[BEGIN]
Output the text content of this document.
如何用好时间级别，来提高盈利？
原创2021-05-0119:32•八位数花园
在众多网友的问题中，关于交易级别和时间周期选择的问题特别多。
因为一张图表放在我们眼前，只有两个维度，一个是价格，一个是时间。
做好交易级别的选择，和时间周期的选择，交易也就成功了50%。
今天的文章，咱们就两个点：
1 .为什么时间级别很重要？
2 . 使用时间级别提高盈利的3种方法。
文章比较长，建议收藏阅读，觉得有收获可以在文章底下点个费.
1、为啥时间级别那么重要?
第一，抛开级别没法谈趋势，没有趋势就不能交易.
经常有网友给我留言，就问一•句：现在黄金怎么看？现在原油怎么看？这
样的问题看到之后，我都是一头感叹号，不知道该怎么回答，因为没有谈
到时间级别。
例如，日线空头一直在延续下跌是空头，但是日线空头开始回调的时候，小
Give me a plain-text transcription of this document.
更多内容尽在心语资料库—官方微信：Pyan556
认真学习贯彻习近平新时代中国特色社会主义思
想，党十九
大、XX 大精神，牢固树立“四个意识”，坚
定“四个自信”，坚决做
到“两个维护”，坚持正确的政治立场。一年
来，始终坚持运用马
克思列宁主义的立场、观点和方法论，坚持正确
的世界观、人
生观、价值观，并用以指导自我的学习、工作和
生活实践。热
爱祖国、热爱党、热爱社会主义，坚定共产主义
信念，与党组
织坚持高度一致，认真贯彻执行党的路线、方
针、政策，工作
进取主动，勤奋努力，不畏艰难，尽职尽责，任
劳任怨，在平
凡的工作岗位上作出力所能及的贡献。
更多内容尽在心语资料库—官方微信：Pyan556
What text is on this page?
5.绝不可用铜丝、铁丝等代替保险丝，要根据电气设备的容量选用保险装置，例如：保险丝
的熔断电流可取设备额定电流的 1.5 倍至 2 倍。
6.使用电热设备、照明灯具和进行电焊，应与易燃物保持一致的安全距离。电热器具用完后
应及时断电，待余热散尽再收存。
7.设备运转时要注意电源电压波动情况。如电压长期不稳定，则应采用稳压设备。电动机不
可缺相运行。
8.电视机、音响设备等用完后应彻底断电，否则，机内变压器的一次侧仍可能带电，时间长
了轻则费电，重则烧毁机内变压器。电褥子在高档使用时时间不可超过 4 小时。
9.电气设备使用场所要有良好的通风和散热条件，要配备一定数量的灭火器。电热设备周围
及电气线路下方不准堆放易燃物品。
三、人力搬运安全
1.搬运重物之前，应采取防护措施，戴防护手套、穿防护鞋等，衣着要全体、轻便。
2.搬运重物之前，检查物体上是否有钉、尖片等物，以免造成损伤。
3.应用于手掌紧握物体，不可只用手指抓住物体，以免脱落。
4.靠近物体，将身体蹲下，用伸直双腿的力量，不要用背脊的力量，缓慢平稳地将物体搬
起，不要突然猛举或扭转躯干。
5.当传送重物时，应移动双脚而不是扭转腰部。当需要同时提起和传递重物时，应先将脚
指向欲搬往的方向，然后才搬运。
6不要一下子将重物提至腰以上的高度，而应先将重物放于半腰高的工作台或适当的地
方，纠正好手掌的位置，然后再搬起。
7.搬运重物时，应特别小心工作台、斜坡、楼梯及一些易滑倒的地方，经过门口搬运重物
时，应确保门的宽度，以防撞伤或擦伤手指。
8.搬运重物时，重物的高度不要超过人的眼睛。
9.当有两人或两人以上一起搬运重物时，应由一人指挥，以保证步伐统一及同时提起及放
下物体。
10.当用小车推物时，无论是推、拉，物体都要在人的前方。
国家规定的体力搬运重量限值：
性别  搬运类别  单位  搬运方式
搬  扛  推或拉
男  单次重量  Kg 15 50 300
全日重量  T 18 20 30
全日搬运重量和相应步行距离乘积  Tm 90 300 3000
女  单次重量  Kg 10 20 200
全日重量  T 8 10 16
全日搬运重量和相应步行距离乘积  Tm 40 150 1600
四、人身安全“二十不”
[END]
### STATED PROBLEM
Your task is to repeat every line exactly.

### SOLUTION TO THE EXERCISE
Output the text content of this document.
如何用好时间级别，来提高盈利？
原创2021-05-0119:32•八位数花园
在众多网友的问题中，关于交易级别和时间周期选择的问题特别多。
因为一张图表放在我们眼前，只有两个维度，一个是价格，一个是时间。
做好交易级别的选择，和时间周期的选择，交易也就成功了50%。
今天的文章，咱们就两个点：
1 .为什么时间级别很重要？
2 . 使用时间级别提高盈利的3种方法。
文章比较长，建议收藏阅读，觉得有收获可以在文章底下点个费.
1、为啥时间级别那么重要?
第一，抛开级别没法谈趋势，没有趋势就不能交易.
经常有网友给我留言，就问一•句：现在黄金怎么看？现在原油怎么看？这
样的问题看到之后，我都是一头感叹号，不知道该怎么回答，因为没有谈
到时间级别。
例如，日线空头一直在延续下跌是空头，但是日线空头开始回调的时候，小
Give me a plain-text transcription of this document.
更多内容尽在心语资料库—官方微信：Pyan556
认真学习贯彻习近平新时代中国特色社会主义思
想，党十九
大、XX 大精神，牢固树立“四个意识”，坚
定“四个自信”，坚决做
到“两个维护”，坚持正确的政治立场。一年
来，始终坚持运用马
克思列宁主义的立场、观点和方法论，坚持正确
的世界观、人
生观、价值观，并用以指导自我的学习、工作和
生活实践。热
爱祖国、热爱党、热爱社会主义，坚定共产主义
信念，与党组
织坚持高度一致，认真贯彻执行党的路线、方
针、政策，工作
进取主动，勤奋努力，不畏艰难，尽职尽责，任
劳任怨，在平
凡的工作岗位上作出力所能及的贡献。
更多内容尽在心语资料库—官方微信：Pyan556
What text is on this page?
5.绝不可用铜丝、铁丝等代替保险丝，要根据电气设备的容量选用保险装置，例如：保险丝
的熔断电流可取设备额定电流的 1.5 倍至 2 倍。
6.使用电热设备、照明灯具和进行电焊，应与易燃物保持一致的安全距离。电热器具用完后
应及时断电，待余热散尽再收存。
7.设备运转时要注意电源电压波动情况。如电压长期不稳定，则应采用稳压设备。电动机不
可缺相运行。
8.电视机、音响设备等用完后应彻底断电，否则，机内变压器的一次侧仍可能带电，时间长
了轻则费电，重则烧毁机内变压器。电褥子在高档使用时时间不可超过 4 小时。
9.电气设备使用场所要有良好的通风和散热条件，要配备一定数量的灭火器。电热设备周围
及电气线路下方不准堆放易燃物品。
三、人力搬运安全
1.搬运重物之前，应采取防护措施，戴防护手套、穿防护鞋等，衣着要全体、轻便。
2.搬运重物之前，检查物体上是否有钉、尖片等物，以免造成损伤。
3.应用于手掌紧握物体，不可只用手指抓住物体，以免脱落。
4.靠近物体，将身体蹲下，用伸直双腿的力量，不要用背脊的力量，缓慢平稳地将物体搬
起，不要突然猛举或扭转躯干。
5.当传送重物时，应移动双脚而不是扭转腰部。当需要同时提起和传递重物时，应先将脚
指向欲搬往的方向，然后才搬运。
6不要一下子将重物提至腰以上的高度，而应先将重物放于半腰高的工作台或适当的地
方，纠正好手掌的位置，然后再搬起。
7.搬运重物时，应特别小心工作台、斜坡、楼梯及一些易滑倒的地方，经过门口搬运重物
时，应确保门的宽度，以防撞伤或擦伤手指。
8.搬运重物时，重物的高度不要超过人的眼睛。
9.当有两人或两人以上一起搬运重物时，应由一人指挥，以保证步伐统一及同时提起及放
下物体。
10.当用小车推物时，无论是推、拉，物体都要在人的前方。
国家规定的体力搬运重量限值：
性别  搬运类别  单位  搬运方式
搬  扛  推或拉
男  单次重量  Kg 15 50 300
全日重量  T 18 20 30
全日搬运重量和相应步行距离乘积  Tm 90 300 3000
女  单次重量  Kg 10 20 200
全日重量  T 8 10 16
全日搬运重量和相应步行距离乘积  Tm 40 150 1600
四、人身安全“二十不”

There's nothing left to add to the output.